>> BEGIN Supplied records

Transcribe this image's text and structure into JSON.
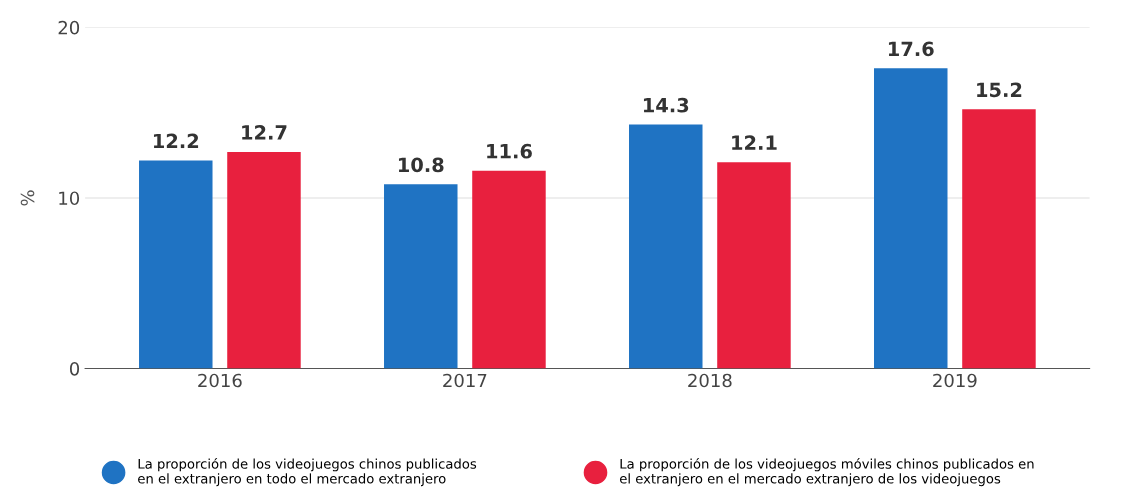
{
  "chart_data": {
    "type": "bar",
    "ylabel": "%",
    "categories": [
      "2016",
      "2017",
      "2018",
      "2019"
    ],
    "series": [
      {
        "name": "La proporción de los videojuegos chinos publicados\nen el extranjero en todo el mercado extranjero",
        "color": "#1f73c3",
        "values": [
          12.2,
          10.8,
          14.3,
          17.6
        ]
      },
      {
        "name": "La proporción de los videojuegos móviles chinos publicados en\nel extranjero en el mercado extranjero de los videojuegos",
        "color": "#e8203e",
        "values": [
          12.7,
          11.6,
          12.1,
          15.2
        ]
      }
    ],
    "ylim": [
      0,
      20
    ],
    "yticks": [
      0,
      10,
      20
    ],
    "grid": "y",
    "legend": "bottom",
    "marker": "circle",
    "data_labels": true
  }
}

>> END Supplied records

Where a line in the material contains "proporción", copy that line.

_Output_:
        "name": "La proporción de los videojuegos chinos publicados\nen el extranjero en todo el mercado extranjero",
        "name": "La proporción de los videojuegos móviles chinos publicados en\nel extranjero en el mercado extranjero de los videojuegos",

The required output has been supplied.